> _TASK GOAL_: Using the entries that follow, state how many lines contain the word "type". The response is that number and nothing more.

> _DATA PROVIDED_:
-------
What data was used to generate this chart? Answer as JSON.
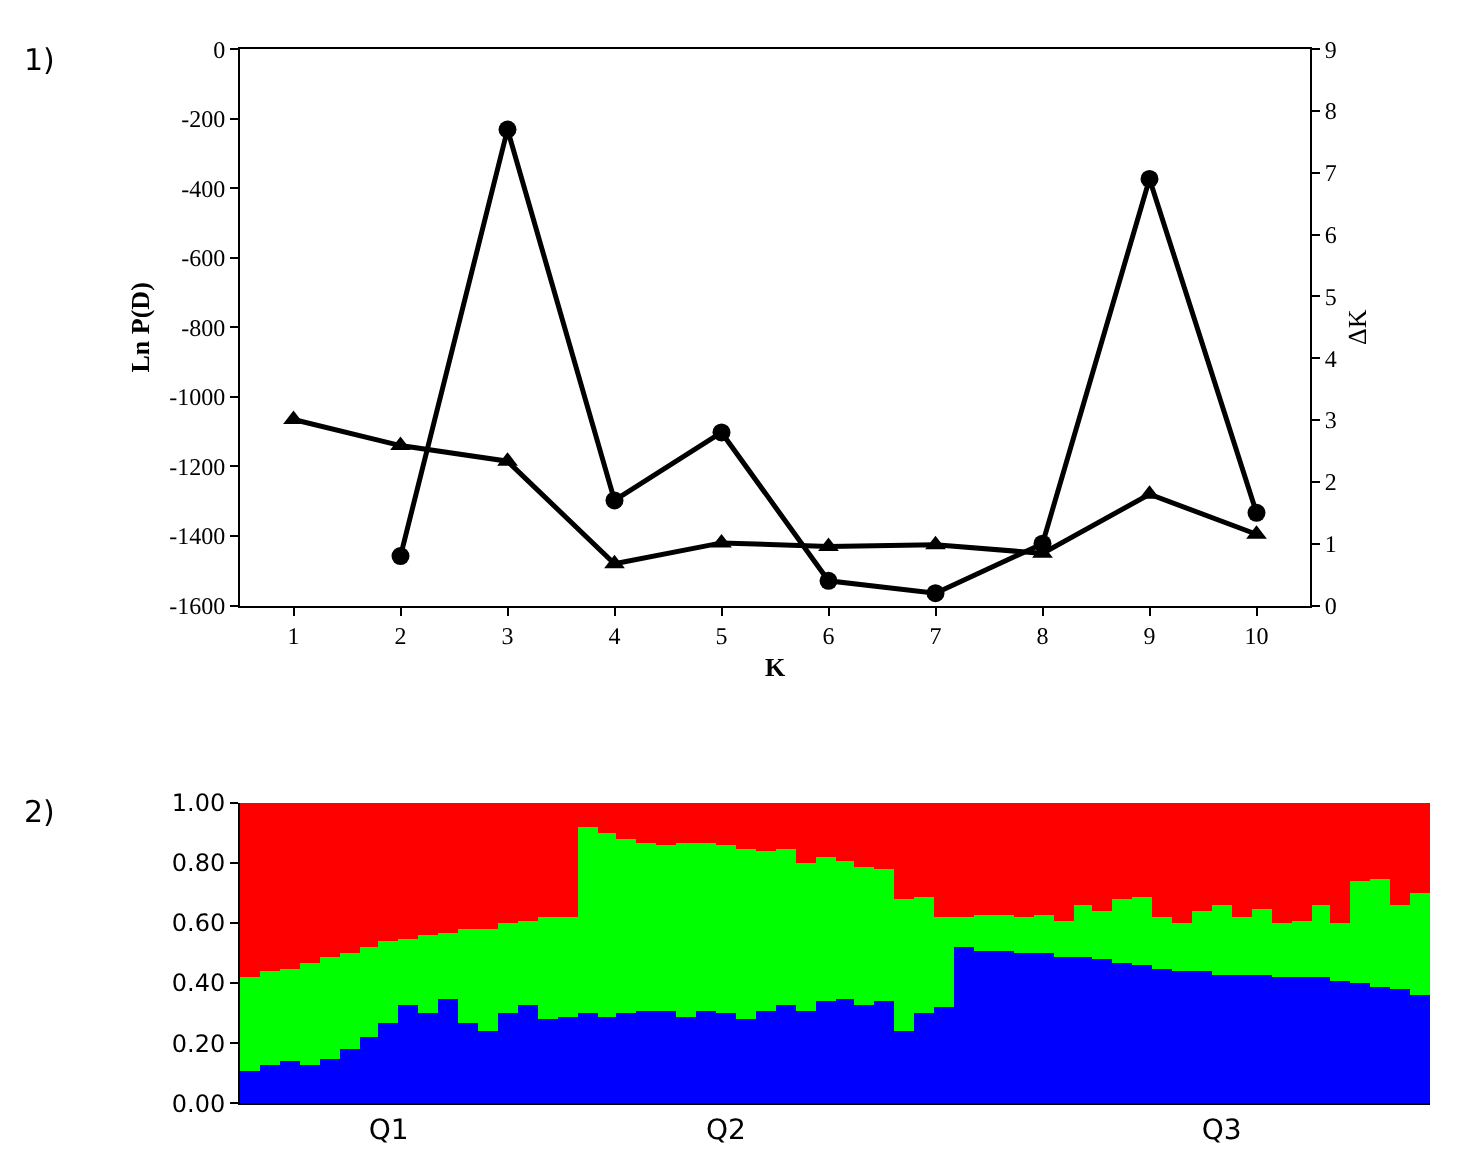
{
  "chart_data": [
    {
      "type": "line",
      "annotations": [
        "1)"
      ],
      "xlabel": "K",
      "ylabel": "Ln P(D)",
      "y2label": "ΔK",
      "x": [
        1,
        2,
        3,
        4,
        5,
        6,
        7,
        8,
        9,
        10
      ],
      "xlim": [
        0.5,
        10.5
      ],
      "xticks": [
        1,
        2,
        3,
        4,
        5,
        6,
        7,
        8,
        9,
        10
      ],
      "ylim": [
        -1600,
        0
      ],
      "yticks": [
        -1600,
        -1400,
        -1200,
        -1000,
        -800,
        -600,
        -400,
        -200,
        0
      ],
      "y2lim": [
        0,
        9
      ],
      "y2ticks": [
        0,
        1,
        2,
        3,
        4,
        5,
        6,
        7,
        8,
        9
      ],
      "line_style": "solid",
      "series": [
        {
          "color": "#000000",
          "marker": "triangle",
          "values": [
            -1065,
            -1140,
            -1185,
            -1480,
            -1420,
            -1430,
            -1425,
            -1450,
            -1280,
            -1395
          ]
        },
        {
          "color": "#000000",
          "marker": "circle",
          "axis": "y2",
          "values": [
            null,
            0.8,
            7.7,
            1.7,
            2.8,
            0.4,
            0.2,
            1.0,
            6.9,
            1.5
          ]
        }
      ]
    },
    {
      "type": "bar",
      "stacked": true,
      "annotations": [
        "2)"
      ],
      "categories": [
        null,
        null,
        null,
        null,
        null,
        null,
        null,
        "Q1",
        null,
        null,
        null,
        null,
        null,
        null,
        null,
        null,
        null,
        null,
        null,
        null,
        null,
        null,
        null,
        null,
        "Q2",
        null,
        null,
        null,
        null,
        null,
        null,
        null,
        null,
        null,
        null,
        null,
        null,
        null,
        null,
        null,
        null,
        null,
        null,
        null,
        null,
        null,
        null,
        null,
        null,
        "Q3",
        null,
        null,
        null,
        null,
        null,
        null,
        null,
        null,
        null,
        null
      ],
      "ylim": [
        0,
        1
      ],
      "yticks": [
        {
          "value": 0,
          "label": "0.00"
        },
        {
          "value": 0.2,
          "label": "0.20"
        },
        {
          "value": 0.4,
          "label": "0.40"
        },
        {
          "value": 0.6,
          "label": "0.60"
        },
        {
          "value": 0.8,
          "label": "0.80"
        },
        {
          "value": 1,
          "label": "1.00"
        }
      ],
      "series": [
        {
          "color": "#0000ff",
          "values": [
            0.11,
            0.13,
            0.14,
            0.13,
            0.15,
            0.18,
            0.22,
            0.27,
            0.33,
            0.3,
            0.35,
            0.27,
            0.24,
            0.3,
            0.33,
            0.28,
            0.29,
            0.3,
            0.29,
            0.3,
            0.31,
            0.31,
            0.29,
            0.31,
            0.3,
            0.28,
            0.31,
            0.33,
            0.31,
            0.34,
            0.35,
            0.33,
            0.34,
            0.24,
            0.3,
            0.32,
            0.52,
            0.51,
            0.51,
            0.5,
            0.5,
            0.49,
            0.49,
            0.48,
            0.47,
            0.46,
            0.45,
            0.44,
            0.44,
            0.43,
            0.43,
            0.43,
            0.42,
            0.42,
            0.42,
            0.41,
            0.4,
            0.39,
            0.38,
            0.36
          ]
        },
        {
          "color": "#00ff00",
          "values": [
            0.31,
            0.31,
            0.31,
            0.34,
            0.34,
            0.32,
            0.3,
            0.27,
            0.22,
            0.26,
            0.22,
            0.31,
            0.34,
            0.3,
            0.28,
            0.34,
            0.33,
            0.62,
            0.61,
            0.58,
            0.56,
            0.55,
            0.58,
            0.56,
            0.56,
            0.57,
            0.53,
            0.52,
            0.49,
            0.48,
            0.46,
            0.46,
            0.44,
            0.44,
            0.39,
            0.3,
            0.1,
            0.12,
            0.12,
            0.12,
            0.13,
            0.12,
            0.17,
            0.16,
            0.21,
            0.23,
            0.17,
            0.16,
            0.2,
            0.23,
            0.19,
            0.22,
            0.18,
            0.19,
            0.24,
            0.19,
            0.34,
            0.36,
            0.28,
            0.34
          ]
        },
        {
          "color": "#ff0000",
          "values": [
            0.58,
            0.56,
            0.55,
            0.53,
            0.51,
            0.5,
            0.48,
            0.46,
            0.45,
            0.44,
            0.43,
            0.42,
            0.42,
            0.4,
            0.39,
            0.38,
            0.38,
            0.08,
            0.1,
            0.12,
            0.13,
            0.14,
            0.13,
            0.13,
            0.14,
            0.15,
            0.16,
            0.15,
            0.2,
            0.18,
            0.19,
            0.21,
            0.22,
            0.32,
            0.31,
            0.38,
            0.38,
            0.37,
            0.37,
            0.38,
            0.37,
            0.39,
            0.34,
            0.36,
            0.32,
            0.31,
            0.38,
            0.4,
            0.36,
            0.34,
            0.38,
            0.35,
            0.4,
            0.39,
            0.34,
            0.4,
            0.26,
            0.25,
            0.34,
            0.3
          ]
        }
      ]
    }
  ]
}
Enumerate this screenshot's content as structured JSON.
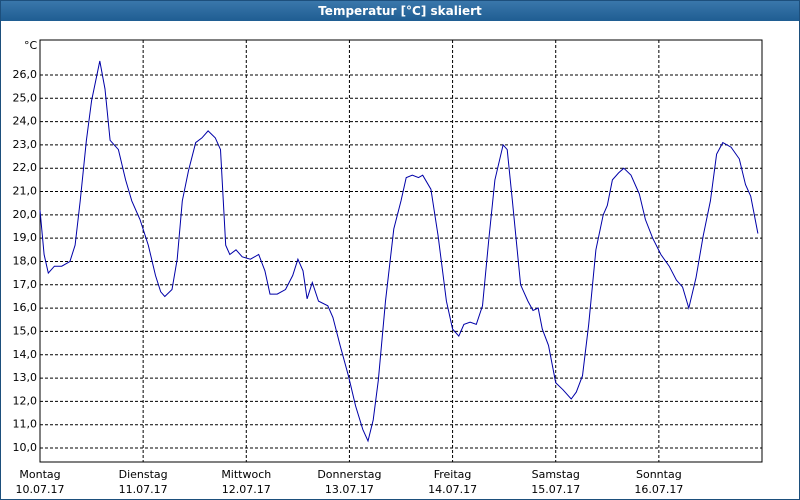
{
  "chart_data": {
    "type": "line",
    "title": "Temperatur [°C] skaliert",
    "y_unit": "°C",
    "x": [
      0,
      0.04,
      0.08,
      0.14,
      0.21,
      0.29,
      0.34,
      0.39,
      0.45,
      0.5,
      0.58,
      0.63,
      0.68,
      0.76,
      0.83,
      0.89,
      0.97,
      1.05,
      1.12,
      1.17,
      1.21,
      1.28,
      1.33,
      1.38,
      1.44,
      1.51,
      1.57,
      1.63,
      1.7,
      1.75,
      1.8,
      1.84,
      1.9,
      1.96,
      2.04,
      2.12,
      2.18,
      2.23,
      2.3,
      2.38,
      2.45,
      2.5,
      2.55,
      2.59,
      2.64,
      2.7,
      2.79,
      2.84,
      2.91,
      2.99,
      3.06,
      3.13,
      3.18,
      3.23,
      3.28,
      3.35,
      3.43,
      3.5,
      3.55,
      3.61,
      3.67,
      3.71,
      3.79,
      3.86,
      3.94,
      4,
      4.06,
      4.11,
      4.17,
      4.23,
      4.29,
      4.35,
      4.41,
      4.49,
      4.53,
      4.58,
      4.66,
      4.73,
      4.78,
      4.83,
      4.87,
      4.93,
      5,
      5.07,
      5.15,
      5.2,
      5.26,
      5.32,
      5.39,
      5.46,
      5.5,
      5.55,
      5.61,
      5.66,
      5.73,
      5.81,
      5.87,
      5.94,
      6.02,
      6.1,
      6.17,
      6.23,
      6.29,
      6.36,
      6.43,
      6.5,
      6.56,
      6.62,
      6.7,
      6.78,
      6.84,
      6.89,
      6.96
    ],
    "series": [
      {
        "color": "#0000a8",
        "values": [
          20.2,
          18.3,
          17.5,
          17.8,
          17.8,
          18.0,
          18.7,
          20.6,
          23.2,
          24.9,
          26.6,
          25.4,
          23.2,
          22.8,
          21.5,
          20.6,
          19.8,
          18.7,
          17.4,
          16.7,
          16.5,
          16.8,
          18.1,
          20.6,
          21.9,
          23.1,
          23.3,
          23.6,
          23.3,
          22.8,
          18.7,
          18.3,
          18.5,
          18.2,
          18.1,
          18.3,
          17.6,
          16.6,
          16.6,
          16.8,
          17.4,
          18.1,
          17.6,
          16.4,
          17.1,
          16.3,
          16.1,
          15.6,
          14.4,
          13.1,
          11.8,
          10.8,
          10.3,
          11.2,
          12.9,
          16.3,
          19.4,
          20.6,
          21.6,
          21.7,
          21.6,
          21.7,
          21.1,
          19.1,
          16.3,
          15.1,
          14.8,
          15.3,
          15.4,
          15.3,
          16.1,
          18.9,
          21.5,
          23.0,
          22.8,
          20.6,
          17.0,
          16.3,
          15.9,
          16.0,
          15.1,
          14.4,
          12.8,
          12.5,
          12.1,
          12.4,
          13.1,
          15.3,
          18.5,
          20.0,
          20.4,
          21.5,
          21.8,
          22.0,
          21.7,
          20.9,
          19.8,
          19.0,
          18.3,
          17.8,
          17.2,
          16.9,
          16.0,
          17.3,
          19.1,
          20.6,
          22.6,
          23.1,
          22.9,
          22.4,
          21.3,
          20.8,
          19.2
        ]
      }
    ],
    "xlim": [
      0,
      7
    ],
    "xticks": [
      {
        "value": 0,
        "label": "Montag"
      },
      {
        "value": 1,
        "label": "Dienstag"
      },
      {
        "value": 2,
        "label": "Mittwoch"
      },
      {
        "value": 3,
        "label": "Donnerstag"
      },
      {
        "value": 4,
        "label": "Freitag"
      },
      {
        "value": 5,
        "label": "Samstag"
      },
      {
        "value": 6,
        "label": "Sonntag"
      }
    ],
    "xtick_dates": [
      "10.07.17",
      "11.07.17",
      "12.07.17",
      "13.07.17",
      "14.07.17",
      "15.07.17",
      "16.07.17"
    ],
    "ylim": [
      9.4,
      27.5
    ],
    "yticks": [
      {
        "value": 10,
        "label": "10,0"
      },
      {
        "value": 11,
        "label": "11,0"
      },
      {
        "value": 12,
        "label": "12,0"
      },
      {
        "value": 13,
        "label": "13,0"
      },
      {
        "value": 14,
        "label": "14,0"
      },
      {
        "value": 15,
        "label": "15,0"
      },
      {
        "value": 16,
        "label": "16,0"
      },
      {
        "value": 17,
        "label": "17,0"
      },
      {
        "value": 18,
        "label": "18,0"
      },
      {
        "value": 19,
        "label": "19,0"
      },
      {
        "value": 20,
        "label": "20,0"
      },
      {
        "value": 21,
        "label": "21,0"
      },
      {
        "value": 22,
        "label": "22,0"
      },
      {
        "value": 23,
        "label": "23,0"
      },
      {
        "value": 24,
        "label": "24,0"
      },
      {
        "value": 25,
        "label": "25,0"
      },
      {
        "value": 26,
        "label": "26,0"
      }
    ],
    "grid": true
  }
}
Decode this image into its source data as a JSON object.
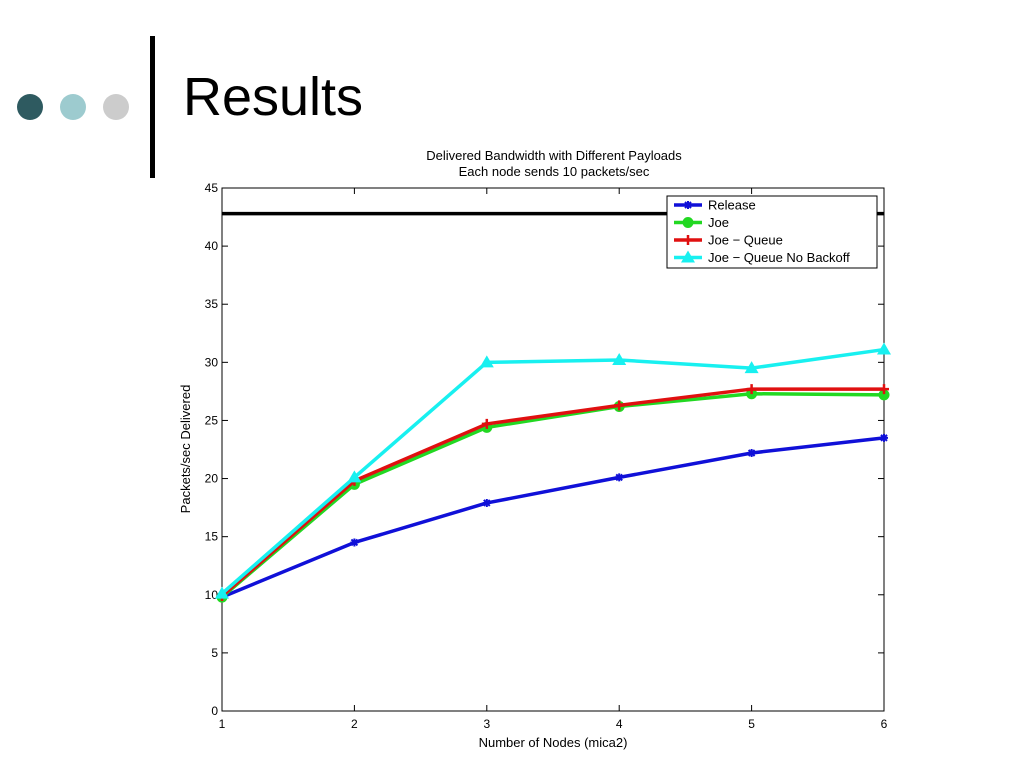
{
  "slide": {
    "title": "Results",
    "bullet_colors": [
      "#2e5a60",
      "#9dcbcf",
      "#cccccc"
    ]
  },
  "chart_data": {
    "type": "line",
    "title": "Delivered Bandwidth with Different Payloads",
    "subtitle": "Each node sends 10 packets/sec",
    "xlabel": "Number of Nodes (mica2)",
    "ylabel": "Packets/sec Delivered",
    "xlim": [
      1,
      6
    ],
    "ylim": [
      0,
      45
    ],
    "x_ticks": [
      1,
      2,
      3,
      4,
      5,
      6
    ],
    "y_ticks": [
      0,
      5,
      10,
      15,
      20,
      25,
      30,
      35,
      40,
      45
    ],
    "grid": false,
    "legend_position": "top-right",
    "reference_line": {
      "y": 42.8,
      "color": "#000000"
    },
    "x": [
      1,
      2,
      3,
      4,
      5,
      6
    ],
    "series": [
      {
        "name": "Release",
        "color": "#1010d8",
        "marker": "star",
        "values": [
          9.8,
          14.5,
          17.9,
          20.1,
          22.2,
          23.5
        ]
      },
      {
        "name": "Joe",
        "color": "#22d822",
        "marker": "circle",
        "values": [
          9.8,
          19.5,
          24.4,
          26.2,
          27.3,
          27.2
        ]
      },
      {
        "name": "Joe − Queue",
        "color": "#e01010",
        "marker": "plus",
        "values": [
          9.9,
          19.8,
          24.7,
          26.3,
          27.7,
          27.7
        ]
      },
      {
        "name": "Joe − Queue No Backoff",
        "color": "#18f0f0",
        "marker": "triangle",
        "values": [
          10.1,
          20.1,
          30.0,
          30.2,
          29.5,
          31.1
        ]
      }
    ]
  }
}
-------
> _WRITTEN SOLUTION_: 4